Work task A -> Decide whether each statement agrees with the text on managing people: (i) the writer counts managing people among the most professionally rewarding work of their career; (ii) the writer shares less information with the team than was shared with them in those positions; (iii) the writer says it is easy to judge whether they manage people well. Answer yes or no for each, and quote the deciding words of the text.
Work task B -> Set down word for word the part of the text on managing people that begins at the words "It's got to" and stops after "people's practical experiences.".
*** Opening Supplied passage ***
This latter part is complicated. What if what drives your team isn't what drives you? What if team members differ significantly when it comes to what they determine is meaningful? How do you steer work in a way that maximizes meaning and employee engagement on a daily basis?

Some incomplete thoughts.

First, you need to accept that shaping meaningful experiences for your team is a part of your role. Some managers would argue its not their job to worry about such things but I disagree, understanding that this is no small feat, that it takes work, and can often be resource intensive.

Second, you need to recognize that your ability to actually deliver on this part of your role is often severely limited. At best managers can help shape what people find to be meaningful experiences.

Third, you have to engage in explicit conversations about meaning and motivation with individual team members and reconcile the needs of each individual team member with the overall needs of the team. Again, no easy task, and honestly something I could be much better at.

I want to talk with more managers struggling with this issue because I'm not sure its something organizations are taking very seriously at the institutional level, that is to say helping employees understand and find meaning in their work might not be a widespread management practice.

As always, if you are interested in discussing these issues, please let me know.

Friday, November 1, 2019

5 things about people management


by Nick Charney RSS / cpsrenewalFacebook / cpsrenewalLinkedIn / Nick Charneytwitter / nickcharney

Let me start by saying that I love managing people. I find it one of the most professionally rewarding things I've done in my career to date. That said, there's a number of things I'm still figuring out:

  • How much information to share. Ideally you want to give people enough context to understand the environment within which they are working without overburdening them with superfluous details or distractions. In practice I tend to share much more than was ever shared with me when I occupied their positions, my team seems to value it, though it has definitely led to a handful of more difficult conversations. 
  • How to balance individual needs with the needs of the team. Not everyone has the same work style or preferences, optimizing the work environment to get the best out of of everyone isn't easy, especially when some team members may feel as though they are either benefiting from or being held back by a more laissez-faire approach. 
  • How to best manage interpersonal relationships with people outside work. I'm a social being and bring my whole self to the job, but being a manager naturally creates a degree of professional distance that can be difficult to navigate in healthy and productive ways. I recall a conversation I had with a Deputy Minister who told me that the worst thing about their ascension was how the tone always shifted whenever they entered a room. I'm not there by any stretch, but that story still weighs heavy. 
  • How to measure success. It's not too difficult to evaluate whether or not you are delivering on expectations with respect to the work. You can ask simple questions, are we meeting deadlines, or are we meeting expectations? However its nearly impossible to evaluate whether or not I'm managing effectively with respect to the people. I have little to go on other than overall satisfaction / engagement of my team and the quality of their work. Moreover, we don't help people learn how to give constructive feedback. We are all kind of meandering through. 
  • How to turn good habits into practice. I keep telling my team that we need to build our practice up so that it can endure any shifting winds -- new hires, departures, re-organizations, change in mandates, etc -- and I'm mostly doing this by trial and error right now. I'm not even sure where to look for support on this and its always the first thing to fall off whenever duty calls.

Where is the conversation about thoughtful people management happening right now? 

It's got to be happening somewhere, I've been doing some reading but surely there's a place where there's a more active discussion about people's practical experiences.

Someone connect me to the conversation?
*** Closing Supplied passage ***
*** Opening Data supplied ***
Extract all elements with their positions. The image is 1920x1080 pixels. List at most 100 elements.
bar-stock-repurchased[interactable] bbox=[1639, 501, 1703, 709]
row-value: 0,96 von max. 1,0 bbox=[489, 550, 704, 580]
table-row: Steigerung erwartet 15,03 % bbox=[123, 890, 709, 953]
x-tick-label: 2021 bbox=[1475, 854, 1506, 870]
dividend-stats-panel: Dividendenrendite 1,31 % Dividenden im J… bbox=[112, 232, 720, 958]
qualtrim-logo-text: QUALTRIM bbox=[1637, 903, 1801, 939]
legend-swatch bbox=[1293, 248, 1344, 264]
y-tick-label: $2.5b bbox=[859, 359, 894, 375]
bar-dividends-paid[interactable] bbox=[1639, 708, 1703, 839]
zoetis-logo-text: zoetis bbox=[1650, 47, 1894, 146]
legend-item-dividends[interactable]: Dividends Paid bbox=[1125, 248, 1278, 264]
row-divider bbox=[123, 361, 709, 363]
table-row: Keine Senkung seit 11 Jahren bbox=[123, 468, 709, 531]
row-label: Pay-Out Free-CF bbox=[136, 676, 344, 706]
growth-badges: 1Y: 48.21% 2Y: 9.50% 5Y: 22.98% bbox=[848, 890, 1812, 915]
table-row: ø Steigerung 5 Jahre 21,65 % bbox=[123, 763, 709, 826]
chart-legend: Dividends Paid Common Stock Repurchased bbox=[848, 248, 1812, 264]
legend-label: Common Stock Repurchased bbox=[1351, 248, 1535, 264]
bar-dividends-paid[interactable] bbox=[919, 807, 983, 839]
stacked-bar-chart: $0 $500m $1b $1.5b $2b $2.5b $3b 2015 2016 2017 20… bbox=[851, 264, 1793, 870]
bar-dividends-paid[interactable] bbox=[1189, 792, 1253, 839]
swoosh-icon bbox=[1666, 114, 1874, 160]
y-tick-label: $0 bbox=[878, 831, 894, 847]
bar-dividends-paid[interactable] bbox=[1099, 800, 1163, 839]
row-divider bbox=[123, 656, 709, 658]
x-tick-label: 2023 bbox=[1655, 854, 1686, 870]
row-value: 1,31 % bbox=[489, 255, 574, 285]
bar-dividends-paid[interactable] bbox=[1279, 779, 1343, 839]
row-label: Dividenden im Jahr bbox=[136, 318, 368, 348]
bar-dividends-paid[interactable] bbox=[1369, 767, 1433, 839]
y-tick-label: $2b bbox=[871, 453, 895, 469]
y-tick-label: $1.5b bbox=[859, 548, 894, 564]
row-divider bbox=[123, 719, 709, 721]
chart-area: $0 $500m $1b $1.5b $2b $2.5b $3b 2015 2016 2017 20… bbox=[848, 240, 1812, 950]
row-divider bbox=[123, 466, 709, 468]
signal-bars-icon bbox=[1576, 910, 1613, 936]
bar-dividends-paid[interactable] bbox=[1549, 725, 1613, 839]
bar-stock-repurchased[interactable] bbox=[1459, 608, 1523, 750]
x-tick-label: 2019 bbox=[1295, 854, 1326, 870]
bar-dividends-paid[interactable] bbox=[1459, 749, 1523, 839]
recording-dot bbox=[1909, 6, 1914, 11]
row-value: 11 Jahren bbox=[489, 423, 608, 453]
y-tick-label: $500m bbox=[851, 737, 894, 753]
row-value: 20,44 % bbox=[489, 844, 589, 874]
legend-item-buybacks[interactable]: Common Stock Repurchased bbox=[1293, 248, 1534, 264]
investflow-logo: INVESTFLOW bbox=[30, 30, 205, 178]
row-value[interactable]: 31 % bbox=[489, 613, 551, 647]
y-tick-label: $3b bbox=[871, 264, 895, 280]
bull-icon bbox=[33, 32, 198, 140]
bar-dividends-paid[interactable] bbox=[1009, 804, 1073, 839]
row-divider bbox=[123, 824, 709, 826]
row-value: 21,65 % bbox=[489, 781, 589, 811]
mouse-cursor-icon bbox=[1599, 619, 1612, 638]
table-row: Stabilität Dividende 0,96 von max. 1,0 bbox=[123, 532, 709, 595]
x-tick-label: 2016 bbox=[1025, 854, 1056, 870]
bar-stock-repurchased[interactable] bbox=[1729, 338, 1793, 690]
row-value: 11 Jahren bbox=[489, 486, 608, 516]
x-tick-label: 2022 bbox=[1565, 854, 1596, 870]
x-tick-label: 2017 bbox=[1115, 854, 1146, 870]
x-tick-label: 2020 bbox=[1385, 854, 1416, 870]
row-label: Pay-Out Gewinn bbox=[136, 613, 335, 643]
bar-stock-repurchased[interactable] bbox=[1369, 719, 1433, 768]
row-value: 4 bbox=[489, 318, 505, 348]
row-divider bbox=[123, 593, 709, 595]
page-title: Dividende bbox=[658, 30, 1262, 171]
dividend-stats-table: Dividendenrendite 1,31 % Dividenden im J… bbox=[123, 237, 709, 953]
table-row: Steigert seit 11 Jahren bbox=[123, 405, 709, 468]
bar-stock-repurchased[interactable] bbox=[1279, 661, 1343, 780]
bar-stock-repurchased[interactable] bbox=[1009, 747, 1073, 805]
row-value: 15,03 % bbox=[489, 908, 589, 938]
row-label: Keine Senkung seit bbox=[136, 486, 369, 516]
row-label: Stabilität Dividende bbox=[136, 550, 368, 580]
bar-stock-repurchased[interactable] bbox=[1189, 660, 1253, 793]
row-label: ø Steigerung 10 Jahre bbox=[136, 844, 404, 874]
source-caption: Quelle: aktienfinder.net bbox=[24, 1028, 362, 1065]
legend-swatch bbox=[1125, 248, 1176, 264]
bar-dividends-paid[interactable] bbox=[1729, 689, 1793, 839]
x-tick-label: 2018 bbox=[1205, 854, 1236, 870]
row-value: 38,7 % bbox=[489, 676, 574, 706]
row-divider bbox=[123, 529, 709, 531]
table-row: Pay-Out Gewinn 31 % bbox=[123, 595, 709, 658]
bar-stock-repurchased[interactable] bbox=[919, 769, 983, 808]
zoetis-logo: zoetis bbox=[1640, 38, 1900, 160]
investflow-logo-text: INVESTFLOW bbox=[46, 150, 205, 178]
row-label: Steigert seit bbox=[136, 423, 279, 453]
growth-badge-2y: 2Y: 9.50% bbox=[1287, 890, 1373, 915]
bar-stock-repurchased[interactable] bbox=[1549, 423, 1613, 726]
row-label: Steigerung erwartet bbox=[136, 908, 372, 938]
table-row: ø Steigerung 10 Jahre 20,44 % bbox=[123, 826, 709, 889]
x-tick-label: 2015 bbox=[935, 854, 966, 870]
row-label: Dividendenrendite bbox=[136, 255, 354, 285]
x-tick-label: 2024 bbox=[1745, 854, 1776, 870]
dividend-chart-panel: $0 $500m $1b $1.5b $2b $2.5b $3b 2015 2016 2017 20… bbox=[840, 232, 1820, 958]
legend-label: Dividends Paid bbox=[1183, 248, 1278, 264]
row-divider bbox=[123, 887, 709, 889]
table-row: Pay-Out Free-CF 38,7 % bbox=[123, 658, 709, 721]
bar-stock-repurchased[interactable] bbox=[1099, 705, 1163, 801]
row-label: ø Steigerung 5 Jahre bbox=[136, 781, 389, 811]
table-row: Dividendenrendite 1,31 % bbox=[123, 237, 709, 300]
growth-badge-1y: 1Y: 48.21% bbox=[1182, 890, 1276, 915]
*** Closing Data supplied ***
Response A ->
(i) Yes: "I find it one of the most professionally rewarding things I've done in my career to date."
(ii) No: "In practice I tend to share much more than was ever shared with me when I occupied their positions"
(iii) No: "However its nearly impossible to evaluate whether or not I'm managing effectively with respect to the people."

Response B ->
It's got to be happening somewhere, I've been doing some reading but surely there's a place where there's a more active discussion about people's practical experiences.